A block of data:
----

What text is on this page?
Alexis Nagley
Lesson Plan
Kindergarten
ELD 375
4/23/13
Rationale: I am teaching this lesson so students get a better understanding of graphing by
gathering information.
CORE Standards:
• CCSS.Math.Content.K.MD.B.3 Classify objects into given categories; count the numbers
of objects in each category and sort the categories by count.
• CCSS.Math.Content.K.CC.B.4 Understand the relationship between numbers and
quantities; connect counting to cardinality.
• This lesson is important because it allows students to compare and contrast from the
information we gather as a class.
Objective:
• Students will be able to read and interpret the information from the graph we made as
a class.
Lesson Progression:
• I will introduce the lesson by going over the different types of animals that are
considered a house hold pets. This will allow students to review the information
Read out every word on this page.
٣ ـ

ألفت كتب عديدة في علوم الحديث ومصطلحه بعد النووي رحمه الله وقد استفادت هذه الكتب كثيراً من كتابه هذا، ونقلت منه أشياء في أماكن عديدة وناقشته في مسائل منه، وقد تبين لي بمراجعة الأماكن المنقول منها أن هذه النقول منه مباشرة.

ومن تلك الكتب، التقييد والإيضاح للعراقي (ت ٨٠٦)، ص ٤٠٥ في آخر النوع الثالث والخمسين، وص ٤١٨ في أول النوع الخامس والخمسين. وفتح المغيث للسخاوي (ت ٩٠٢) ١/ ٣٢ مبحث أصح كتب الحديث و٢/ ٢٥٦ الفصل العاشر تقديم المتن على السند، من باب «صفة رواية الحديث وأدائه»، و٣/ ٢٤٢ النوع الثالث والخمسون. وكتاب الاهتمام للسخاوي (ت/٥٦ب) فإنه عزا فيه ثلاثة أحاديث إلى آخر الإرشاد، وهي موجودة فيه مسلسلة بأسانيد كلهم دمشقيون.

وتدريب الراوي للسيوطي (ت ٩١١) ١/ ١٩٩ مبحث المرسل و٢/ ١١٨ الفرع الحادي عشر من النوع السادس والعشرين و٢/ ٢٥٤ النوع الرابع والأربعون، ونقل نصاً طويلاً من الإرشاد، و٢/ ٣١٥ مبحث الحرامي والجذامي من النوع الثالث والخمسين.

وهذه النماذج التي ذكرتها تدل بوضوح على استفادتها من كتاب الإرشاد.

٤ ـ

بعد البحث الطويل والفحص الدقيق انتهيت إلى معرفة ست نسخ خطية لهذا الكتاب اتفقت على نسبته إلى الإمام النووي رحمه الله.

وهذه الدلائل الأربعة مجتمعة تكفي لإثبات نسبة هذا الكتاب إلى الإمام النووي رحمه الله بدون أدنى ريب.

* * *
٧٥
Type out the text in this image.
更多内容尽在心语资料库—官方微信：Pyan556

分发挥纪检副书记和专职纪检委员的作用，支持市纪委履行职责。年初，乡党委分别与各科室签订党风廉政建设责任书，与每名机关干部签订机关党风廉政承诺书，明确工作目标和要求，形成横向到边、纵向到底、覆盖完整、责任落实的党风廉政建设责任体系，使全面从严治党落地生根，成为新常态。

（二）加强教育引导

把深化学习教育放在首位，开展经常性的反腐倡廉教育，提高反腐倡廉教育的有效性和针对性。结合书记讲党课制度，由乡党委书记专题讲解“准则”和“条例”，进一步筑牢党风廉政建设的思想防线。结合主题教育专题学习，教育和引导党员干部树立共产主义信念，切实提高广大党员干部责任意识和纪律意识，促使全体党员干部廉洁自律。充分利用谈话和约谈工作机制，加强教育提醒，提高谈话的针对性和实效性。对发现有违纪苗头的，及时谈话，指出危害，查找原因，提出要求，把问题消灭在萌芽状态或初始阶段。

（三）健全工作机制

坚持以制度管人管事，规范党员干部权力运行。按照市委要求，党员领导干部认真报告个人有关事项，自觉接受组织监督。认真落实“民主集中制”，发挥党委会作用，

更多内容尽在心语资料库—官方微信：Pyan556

----

Set down the listing above in full, please, exactly as it appears.

Exercise result>
What text is on this page?
Alexis Nagley
Lesson Plan
Kindergarten
ELD 375
4/23/13
Rationale: I am teaching this lesson so students get a better understanding of graphing by
gathering information.
CORE Standards:
• CCSS.Math.Content.K.MD.B.3 Classify objects into given categories; count the numbers
of objects in each category and sort the categories by count.
• CCSS.Math.Content.K.CC.B.4 Understand the relationship between numbers and
quantities; connect counting to cardinality.
• This lesson is important because it allows students to compare and contrast from the
information we gather as a class.
Objective:
• Students will be able to read and interpret the information from the graph we made as
a class.
Lesson Progression:
• I will introduce the lesson by going over the different types of animals that are
considered a house hold pets. This will allow students to review the information
Read out every word on this page.
٣ ـ

ألفت كتب عديدة في علوم الحديث ومصطلحه بعد النووي رحمه الله وقد استفادت هذه الكتب كثيراً من كتابه هذا، ونقلت منه أشياء في أماكن عديدة وناقشته في مسائل منه، وقد تبين لي بمراجعة الأماكن المنقول منها أن هذه النقول منه مباشرة.

ومن تلك الكتب، التقييد والإيضاح للعراقي (ت ٨٠٦)، ص ٤٠٥ في آخر النوع الثالث والخمسين، وص ٤١٨ في أول النوع الخامس والخمسين. وفتح المغيث للسخاوي (ت ٩٠٢) ١/ ٣٢ مبحث أصح كتب الحديث و٢/ ٢٥٦ الفصل العاشر تقديم المتن على السند، من باب «صفة رواية الحديث وأدائه»، و٣/ ٢٤٢ النوع الثالث والخمسون. وكتاب الاهتمام للسخاوي (ت/٥٦ب) فإنه عزا فيه ثلاثة أحاديث إلى آخر الإرشاد، وهي موجودة فيه مسلسلة بأسانيد كلهم دمشقيون.

وتدريب الراوي للسيوطي (ت ٩١١) ١/ ١٩٩ مبحث المرسل و٢/ ١١٨ الفرع الحادي عشر من النوع السادس والعشرين و٢/ ٢٥٤ النوع الرابع والأربعون، ونقل نصاً طويلاً من الإرشاد، و٢/ ٣١٥ مبحث الحرامي والجذامي من النوع الثالث والخمسين.

وهذه النماذج التي ذكرتها تدل بوضوح على استفادتها من كتاب الإرشاد.

٤ ـ

بعد البحث الطويل والفحص الدقيق انتهيت إلى معرفة ست نسخ خطية لهذا الكتاب اتفقت على نسبته إلى الإمام النووي رحمه الله.

وهذه الدلائل الأربعة مجتمعة تكفي لإثبات نسبة هذا الكتاب إلى الإمام النووي رحمه الله بدون أدنى ريب.

* * *
٧٥
Type out the text in this image.
更多内容尽在心语资料库—官方微信：Pyan556

分发挥纪检副书记和专职纪检委员的作用，支持市纪委履行职责。年初，乡党委分别与各科室签订党风廉政建设责任书，与每名机关干部签订机关党风廉政承诺书，明确工作目标和要求，形成横向到边、纵向到底、覆盖完整、责任落实的党风廉政建设责任体系，使全面从严治党落地生根，成为新常态。

（二）加强教育引导

把深化学习教育放在首位，开展经常性的反腐倡廉教育，提高反腐倡廉教育的有效性和针对性。结合书记讲党课制度，由乡党委书记专题讲解“准则”和“条例”，进一步筑牢党风廉政建设的思想防线。结合主题教育专题学习，教育和引导党员干部树立共产主义信念，切实提高广大党员干部责任意识和纪律意识，促使全体党员干部廉洁自律。充分利用谈话和约谈工作机制，加强教育提醒，提高谈话的针对性和实效性。对发现有违纪苗头的，及时谈话，指出危害，查找原因，提出要求，把问题消灭在萌芽状态或初始阶段。

（三）健全工作机制

坚持以制度管人管事，规范党员干部权力运行。按照市委要求，党员领导干部认真报告个人有关事项，自觉接受组织监督。认真落实“民主集中制”，发挥党委会作用，

更多内容尽在心语资料库—官方微信：Pyan556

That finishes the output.